**WHAT THE EXERCISE ASKS**
Select and reproduce each line of the listing below that bears the string "document".

··········

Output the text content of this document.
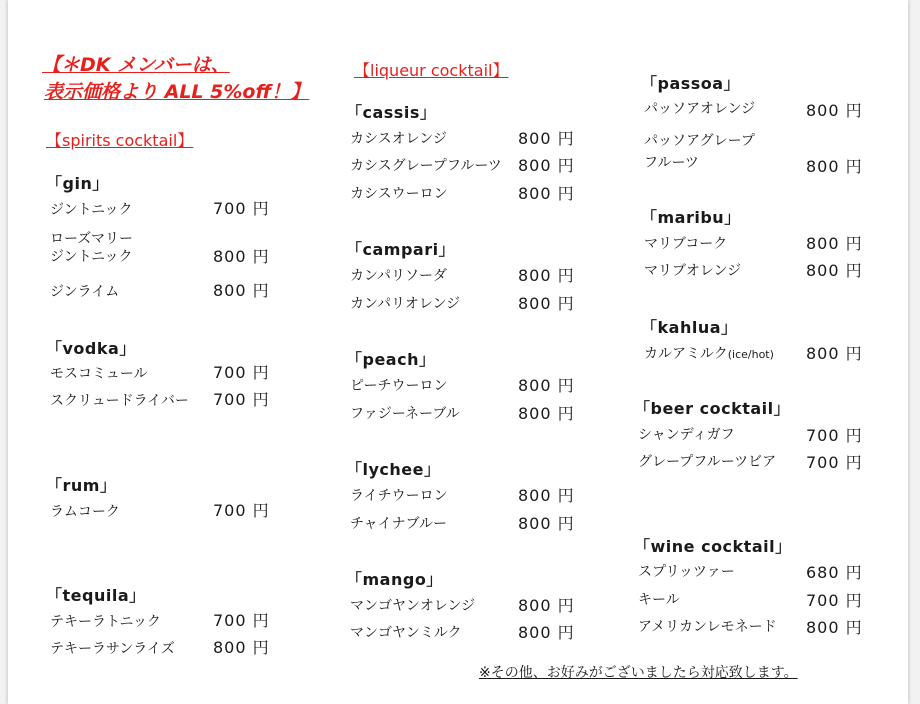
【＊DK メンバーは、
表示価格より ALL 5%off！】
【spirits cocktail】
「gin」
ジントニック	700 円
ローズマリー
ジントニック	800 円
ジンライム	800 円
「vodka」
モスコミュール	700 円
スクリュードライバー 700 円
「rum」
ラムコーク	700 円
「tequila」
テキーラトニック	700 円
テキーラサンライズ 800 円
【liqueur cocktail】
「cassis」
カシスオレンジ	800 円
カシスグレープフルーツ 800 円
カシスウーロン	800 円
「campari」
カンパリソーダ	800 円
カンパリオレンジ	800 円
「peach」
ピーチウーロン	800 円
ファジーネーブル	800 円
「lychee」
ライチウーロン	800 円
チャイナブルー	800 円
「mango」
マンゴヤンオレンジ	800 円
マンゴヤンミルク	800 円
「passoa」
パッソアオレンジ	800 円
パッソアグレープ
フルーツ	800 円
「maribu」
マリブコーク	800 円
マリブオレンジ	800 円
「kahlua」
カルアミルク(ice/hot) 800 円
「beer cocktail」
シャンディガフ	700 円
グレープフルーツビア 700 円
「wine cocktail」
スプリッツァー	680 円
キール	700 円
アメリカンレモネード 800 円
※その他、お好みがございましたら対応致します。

··········

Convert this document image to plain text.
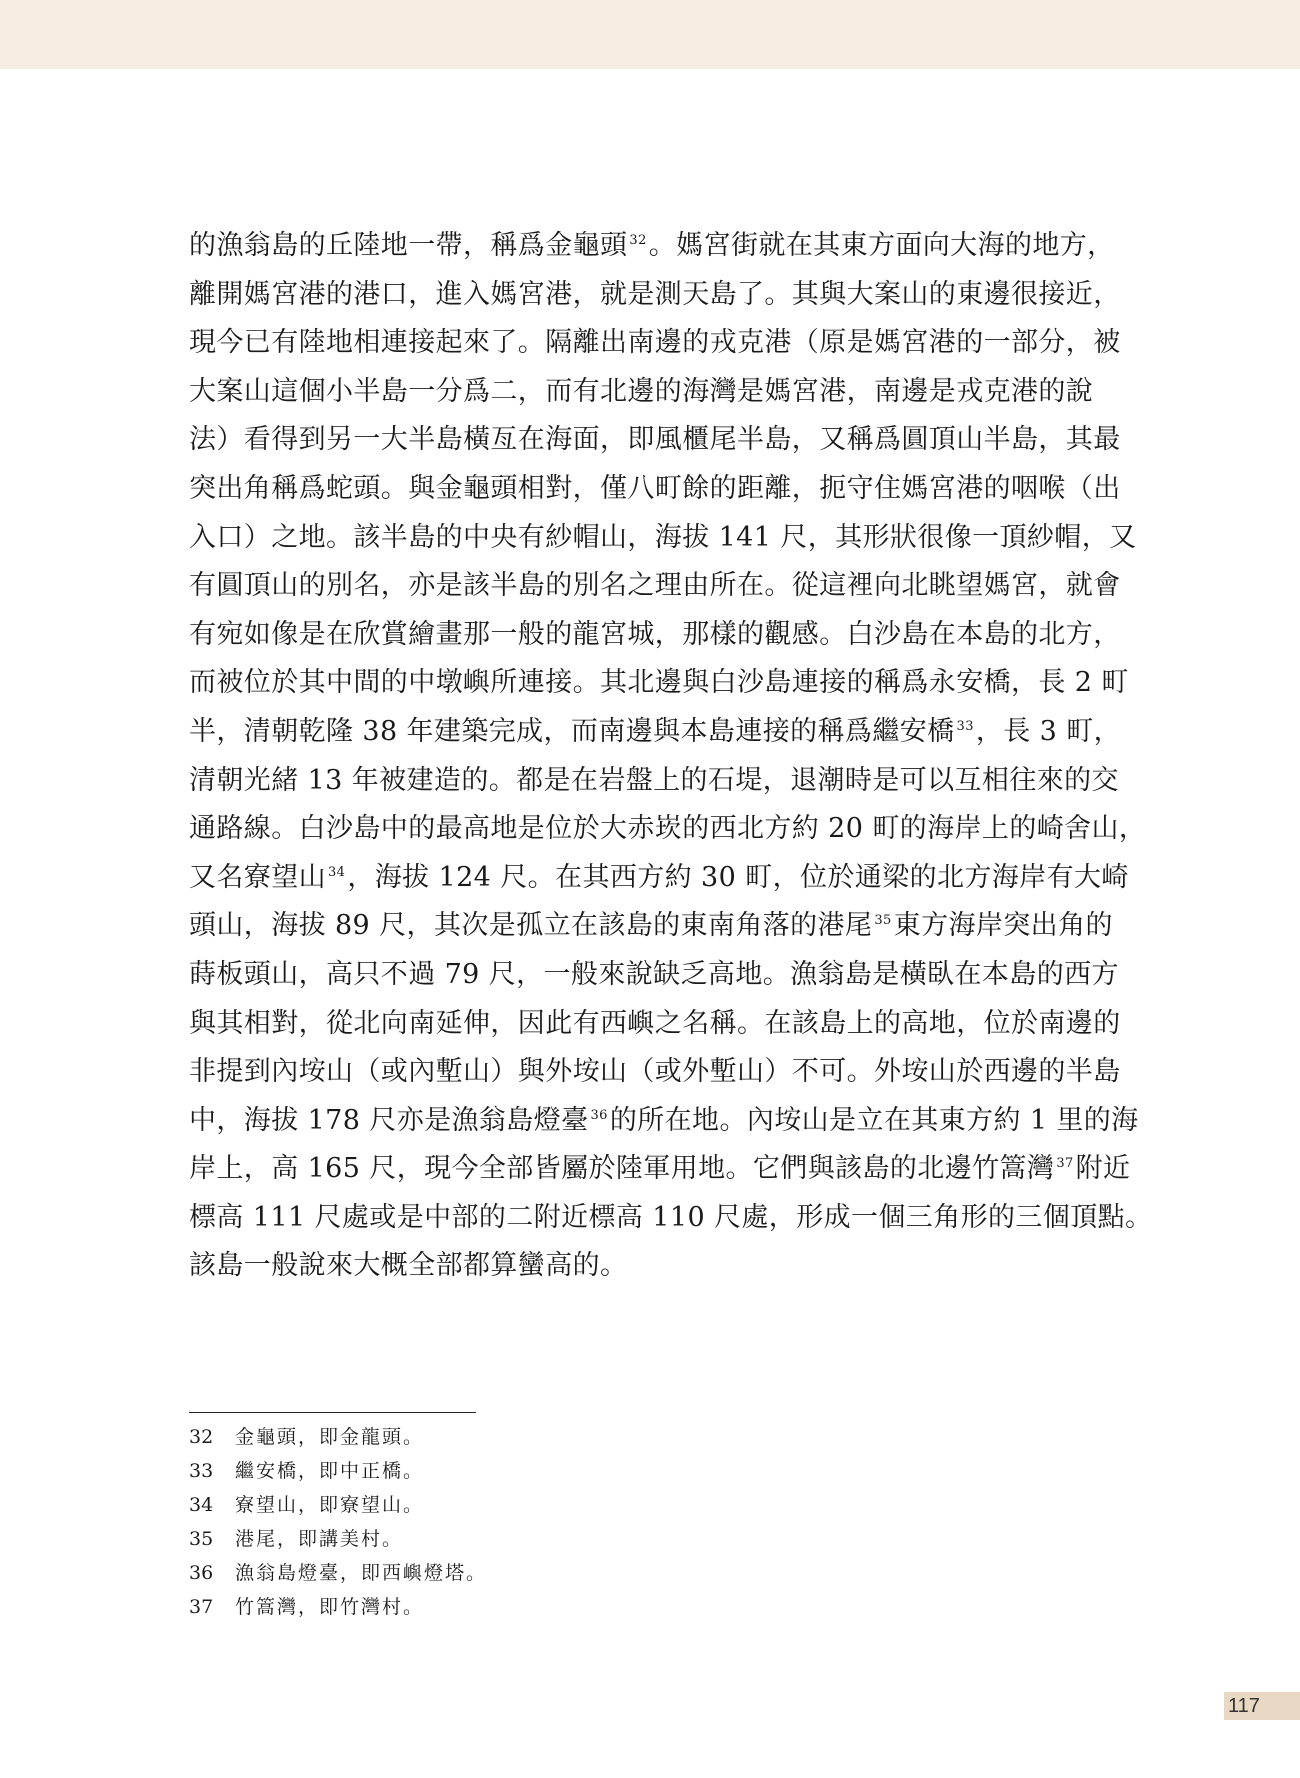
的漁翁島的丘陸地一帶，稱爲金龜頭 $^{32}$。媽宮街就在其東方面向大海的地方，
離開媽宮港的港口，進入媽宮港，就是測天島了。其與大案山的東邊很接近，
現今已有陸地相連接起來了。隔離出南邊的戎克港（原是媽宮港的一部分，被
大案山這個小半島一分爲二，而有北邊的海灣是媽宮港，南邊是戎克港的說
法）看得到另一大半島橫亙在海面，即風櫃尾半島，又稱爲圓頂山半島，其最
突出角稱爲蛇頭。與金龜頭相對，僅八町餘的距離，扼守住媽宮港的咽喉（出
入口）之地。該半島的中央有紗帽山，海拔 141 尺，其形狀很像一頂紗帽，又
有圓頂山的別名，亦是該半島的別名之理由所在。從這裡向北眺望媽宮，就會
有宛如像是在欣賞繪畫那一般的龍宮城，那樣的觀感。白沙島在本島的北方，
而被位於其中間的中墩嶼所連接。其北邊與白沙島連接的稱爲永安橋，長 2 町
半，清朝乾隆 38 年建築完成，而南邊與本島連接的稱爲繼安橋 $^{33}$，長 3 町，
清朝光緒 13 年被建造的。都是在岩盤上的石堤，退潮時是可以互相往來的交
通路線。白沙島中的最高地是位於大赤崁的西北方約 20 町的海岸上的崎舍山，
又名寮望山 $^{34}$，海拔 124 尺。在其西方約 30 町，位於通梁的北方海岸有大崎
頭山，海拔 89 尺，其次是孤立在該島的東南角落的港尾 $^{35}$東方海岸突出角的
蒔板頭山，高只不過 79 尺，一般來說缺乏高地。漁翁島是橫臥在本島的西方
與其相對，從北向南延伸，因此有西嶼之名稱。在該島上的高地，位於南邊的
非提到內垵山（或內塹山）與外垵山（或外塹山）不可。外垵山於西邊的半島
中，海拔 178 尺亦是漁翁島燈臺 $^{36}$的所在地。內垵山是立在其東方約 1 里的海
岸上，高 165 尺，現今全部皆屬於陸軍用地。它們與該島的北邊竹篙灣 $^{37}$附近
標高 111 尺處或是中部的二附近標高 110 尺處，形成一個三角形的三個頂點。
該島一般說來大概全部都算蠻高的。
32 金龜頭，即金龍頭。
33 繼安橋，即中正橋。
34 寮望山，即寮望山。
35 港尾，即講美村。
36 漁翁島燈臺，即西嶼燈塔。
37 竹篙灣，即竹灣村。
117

··········

**TASK SOLUTION**
Output the text content of this document.
Convert this document image to plain text.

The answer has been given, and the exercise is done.